╭─ Task inputs

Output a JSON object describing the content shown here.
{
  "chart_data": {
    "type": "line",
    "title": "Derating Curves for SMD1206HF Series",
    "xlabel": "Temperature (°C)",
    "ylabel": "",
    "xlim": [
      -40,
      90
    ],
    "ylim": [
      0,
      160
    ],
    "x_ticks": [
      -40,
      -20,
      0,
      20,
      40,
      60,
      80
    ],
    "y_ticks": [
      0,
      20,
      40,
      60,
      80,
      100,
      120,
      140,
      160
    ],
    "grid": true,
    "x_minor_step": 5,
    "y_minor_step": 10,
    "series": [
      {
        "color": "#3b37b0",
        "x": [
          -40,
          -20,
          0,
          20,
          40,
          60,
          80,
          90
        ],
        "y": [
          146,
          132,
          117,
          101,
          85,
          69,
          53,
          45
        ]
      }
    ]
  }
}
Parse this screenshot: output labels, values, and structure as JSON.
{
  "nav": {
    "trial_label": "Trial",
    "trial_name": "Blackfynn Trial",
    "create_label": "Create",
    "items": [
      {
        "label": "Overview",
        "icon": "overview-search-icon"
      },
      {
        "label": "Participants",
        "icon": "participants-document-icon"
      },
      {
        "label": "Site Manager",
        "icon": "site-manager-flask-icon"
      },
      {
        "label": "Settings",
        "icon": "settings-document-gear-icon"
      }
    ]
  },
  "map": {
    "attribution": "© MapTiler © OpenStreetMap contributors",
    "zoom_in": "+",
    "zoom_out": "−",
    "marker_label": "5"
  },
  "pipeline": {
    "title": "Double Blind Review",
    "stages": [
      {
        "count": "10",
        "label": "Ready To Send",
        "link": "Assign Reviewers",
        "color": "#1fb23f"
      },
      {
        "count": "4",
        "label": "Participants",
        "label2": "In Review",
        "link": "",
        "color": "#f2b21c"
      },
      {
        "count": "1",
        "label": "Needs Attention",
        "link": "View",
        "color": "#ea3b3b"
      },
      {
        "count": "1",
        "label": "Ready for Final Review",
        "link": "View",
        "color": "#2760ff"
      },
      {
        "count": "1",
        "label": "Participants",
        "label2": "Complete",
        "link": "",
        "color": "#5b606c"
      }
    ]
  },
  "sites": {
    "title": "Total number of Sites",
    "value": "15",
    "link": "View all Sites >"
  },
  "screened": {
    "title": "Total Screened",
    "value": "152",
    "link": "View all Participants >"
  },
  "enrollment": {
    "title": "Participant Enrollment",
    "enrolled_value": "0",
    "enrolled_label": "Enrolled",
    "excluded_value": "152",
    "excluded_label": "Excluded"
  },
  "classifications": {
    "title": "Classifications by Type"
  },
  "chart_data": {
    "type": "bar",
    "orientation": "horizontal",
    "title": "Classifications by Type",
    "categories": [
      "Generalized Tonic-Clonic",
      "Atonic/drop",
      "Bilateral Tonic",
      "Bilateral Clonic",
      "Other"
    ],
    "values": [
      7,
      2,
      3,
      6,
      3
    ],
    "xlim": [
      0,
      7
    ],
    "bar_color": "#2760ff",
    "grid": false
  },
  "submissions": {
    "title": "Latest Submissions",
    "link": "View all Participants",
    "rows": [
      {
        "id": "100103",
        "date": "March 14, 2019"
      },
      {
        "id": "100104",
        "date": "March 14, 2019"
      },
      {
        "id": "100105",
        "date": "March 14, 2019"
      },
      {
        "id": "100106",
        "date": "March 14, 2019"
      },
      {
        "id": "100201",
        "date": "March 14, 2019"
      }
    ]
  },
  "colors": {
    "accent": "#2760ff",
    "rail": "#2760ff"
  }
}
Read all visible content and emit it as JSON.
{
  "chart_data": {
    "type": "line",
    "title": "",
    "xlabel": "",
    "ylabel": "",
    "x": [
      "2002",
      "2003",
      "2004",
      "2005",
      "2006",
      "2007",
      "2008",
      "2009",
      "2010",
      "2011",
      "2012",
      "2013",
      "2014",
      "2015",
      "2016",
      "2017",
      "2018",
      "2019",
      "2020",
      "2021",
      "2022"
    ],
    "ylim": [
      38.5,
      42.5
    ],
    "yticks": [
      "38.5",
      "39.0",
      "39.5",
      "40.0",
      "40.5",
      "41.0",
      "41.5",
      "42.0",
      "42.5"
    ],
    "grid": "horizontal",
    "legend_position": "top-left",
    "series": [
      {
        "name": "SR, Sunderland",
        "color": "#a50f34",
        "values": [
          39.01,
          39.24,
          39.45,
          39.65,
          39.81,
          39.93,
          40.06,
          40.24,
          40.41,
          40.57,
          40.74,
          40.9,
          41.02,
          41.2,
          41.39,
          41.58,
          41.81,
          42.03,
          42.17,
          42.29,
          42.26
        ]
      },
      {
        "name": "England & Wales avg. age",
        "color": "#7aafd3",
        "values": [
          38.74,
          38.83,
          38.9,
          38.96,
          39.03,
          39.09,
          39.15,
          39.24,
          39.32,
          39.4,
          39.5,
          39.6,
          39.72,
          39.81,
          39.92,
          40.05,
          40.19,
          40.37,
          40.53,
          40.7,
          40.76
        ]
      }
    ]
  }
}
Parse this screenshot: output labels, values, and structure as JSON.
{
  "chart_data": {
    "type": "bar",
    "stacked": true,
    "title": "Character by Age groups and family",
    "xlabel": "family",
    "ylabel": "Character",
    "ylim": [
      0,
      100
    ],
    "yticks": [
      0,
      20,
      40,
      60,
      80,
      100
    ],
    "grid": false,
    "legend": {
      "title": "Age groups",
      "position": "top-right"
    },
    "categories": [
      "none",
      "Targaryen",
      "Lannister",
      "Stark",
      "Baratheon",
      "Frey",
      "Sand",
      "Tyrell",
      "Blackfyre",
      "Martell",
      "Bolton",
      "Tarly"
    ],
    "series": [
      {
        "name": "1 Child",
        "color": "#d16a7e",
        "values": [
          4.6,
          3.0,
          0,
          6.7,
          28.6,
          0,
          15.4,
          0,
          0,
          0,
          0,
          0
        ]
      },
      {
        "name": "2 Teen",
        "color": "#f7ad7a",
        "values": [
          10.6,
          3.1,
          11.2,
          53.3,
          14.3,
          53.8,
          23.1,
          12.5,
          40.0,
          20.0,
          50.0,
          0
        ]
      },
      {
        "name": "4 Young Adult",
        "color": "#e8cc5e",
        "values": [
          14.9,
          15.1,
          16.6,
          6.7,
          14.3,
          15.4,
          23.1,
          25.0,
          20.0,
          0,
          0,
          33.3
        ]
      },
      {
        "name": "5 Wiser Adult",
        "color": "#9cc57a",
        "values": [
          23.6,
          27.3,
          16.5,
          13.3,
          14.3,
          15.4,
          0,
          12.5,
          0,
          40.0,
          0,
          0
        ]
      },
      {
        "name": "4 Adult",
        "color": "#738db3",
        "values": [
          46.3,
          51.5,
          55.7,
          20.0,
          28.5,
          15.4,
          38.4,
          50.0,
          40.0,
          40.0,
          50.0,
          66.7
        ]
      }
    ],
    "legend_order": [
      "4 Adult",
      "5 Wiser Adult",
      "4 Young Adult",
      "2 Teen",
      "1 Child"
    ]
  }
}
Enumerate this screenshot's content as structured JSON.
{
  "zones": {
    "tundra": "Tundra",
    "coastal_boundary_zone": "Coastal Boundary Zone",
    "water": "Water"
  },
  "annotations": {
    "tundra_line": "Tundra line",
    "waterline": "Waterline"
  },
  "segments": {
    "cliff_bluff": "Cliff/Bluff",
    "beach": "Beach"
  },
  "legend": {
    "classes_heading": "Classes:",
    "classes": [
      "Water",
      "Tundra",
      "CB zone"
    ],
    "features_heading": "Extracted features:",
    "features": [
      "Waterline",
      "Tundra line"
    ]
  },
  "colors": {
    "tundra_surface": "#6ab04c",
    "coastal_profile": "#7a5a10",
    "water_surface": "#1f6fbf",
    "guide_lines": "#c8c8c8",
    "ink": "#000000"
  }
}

╰─

Stated task: How many lines of these entries contain the string "family"? Reply with the number alone.

Solution for this exercise: 2